* Goal
Make an exact copy of all the data.

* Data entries
'''

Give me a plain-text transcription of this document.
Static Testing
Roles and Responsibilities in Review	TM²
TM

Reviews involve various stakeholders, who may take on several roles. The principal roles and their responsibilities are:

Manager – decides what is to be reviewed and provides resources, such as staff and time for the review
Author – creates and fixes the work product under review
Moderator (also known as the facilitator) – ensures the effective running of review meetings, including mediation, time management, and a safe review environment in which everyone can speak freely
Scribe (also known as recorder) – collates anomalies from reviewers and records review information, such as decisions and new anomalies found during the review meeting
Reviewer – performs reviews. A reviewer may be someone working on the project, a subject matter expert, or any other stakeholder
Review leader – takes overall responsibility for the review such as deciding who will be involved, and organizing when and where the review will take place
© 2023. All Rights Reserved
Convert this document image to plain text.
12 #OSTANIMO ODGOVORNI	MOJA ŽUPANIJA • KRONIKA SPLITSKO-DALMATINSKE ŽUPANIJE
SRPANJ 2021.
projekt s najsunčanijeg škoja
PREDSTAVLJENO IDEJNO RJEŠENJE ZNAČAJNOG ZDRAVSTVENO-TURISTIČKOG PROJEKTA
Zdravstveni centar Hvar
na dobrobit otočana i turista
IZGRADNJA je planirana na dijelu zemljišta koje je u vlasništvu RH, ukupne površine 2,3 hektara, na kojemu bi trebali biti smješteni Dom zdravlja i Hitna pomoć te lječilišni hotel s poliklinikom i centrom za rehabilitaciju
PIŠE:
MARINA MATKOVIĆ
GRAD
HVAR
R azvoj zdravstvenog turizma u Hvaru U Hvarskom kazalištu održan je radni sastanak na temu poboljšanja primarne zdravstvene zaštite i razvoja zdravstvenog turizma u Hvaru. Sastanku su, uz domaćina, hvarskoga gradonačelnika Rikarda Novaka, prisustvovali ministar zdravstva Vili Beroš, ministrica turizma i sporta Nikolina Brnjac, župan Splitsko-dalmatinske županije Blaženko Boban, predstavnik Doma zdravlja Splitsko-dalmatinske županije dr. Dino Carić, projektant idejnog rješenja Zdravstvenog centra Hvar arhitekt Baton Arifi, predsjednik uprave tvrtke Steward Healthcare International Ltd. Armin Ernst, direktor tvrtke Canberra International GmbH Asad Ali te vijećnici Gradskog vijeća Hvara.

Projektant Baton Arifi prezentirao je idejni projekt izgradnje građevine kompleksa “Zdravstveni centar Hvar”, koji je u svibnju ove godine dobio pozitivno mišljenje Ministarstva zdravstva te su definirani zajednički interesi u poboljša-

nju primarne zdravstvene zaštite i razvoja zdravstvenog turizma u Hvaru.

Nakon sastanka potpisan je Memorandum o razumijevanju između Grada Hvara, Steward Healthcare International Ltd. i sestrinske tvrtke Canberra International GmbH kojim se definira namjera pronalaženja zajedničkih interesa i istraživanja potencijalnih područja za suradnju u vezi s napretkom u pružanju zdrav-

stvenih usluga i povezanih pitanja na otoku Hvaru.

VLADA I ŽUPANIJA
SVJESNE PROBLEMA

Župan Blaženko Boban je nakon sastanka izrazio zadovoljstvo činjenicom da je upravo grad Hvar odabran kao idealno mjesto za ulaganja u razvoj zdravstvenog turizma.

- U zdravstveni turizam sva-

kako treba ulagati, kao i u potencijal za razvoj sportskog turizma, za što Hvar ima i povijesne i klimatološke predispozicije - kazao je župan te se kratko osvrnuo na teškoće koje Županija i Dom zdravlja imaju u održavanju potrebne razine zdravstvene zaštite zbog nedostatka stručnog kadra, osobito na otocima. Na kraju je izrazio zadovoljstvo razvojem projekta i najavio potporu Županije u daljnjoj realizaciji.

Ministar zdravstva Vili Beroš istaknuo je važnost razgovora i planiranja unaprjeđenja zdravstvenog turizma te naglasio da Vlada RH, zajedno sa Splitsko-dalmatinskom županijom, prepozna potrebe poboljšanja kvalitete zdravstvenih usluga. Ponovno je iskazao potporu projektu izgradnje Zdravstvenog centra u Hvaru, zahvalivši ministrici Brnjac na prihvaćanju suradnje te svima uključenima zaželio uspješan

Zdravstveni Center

'''

* The completed task
Give me a plain-text transcription of this document.
Static Testing
Roles and Responsibilities in Review	TM²
TM

Reviews involve various stakeholders, who may take on several roles. The principal roles and their responsibilities are:

Manager – decides what is to be reviewed and provides resources, such as staff and time for the review
Author – creates and fixes the work product under review
Moderator (also known as the facilitator) – ensures the effective running of review meetings, including mediation, time management, and a safe review environment in which everyone can speak freely
Scribe (also known as recorder) – collates anomalies from reviewers and records review information, such as decisions and new anomalies found during the review meeting
Reviewer – performs reviews. A reviewer may be someone working on the project, a subject matter expert, or any other stakeholder
Review leader – takes overall responsibility for the review such as deciding who will be involved, and organizing when and where the review will take place
© 2023. All Rights Reserved
Convert this document image to plain text.
12 #OSTANIMO ODGOVORNI	MOJA ŽUPANIJA • KRONIKA SPLITSKO-DALMATINSKE ŽUPANIJE
SRPANJ 2021.
projekt s najsunčanijeg škoja
PREDSTAVLJENO IDEJNO RJEŠENJE ZNAČAJNOG ZDRAVSTVENO-TURISTIČKOG PROJEKTA
Zdravstveni centar Hvar
na dobrobit otočana i turista
IZGRADNJA je planirana na dijelu zemljišta koje je u vlasništvu RH, ukupne površine 2,3 hektara, na kojemu bi trebali biti smješteni Dom zdravlja i Hitna pomoć te lječilišni hotel s poliklinikom i centrom za rehabilitaciju
PIŠE:
MARINA MATKOVIĆ
GRAD
HVAR
R azvoj zdravstvenog turizma u Hvaru U Hvarskom kazalištu održan je radni sastanak na temu poboljšanja primarne zdravstvene zaštite i razvoja zdravstvenog turizma u Hvaru. Sastanku su, uz domaćina, hvarskoga gradonačelnika Rikarda Novaka, prisustvovali ministar zdravstva Vili Beroš, ministrica turizma i sporta Nikolina Brnjac, župan Splitsko-dalmatinske županije Blaženko Boban, predstavnik Doma zdravlja Splitsko-dalmatinske županije dr. Dino Carić, projektant idejnog rješenja Zdravstvenog centra Hvar arhitekt Baton Arifi, predsjednik uprave tvrtke Steward Healthcare International Ltd. Armin Ernst, direktor tvrtke Canberra International GmbH Asad Ali te vijećnici Gradskog vijeća Hvara.

Projektant Baton Arifi prezentirao je idejni projekt izgradnje građevine kompleksa “Zdravstveni centar Hvar”, koji je u svibnju ove godine dobio pozitivno mišljenje Ministarstva zdravstva te su definirani zajednički interesi u poboljša-

nju primarne zdravstvene zaštite i razvoja zdravstvenog turizma u Hvaru.

Nakon sastanka potpisan je Memorandum o razumijevanju između Grada Hvara, Steward Healthcare International Ltd. i sestrinske tvrtke Canberra International GmbH kojim se definira namjera pronalaženja zajedničkih interesa i istraživanja potencijalnih područja za suradnju u vezi s napretkom u pružanju zdrav-

stvenih usluga i povezanih pitanja na otoku Hvaru.

VLADA I ŽUPANIJA
SVJESNE PROBLEMA

Župan Blaženko Boban je nakon sastanka izrazio zadovoljstvo činjenicom da je upravo grad Hvar odabran kao idealno mjesto za ulaganja u razvoj zdravstvenog turizma.

- U zdravstveni turizam sva-

kako treba ulagati, kao i u potencijal za razvoj sportskog turizma, za što Hvar ima i povijesne i klimatološke predispozicije - kazao je župan te se kratko osvrnuo na teškoće koje Županija i Dom zdravlja imaju u održavanju potrebne razine zdravstvene zaštite zbog nedostatka stručnog kadra, osobito na otocima. Na kraju je izrazio zadovoljstvo razvojem projekta i najavio potporu Županije u daljnjoj realizaciji.

Ministar zdravstva Vili Beroš istaknuo je važnost razgovora i planiranja unaprjeđenja zdravstvenog turizma te naglasio da Vlada RH, zajedno sa Splitsko-dalmatinskom županijom, prepozna potrebe poboljšanja kvalitete zdravstvenih usluga. Ponovno je iskazao potporu projektu izgradnje Zdravstvenog centra u Hvaru, zahvalivši ministrici Brnjac na prihvaćanju suradnje te svima uključenima zaželio uspješan

Zdravstveni Center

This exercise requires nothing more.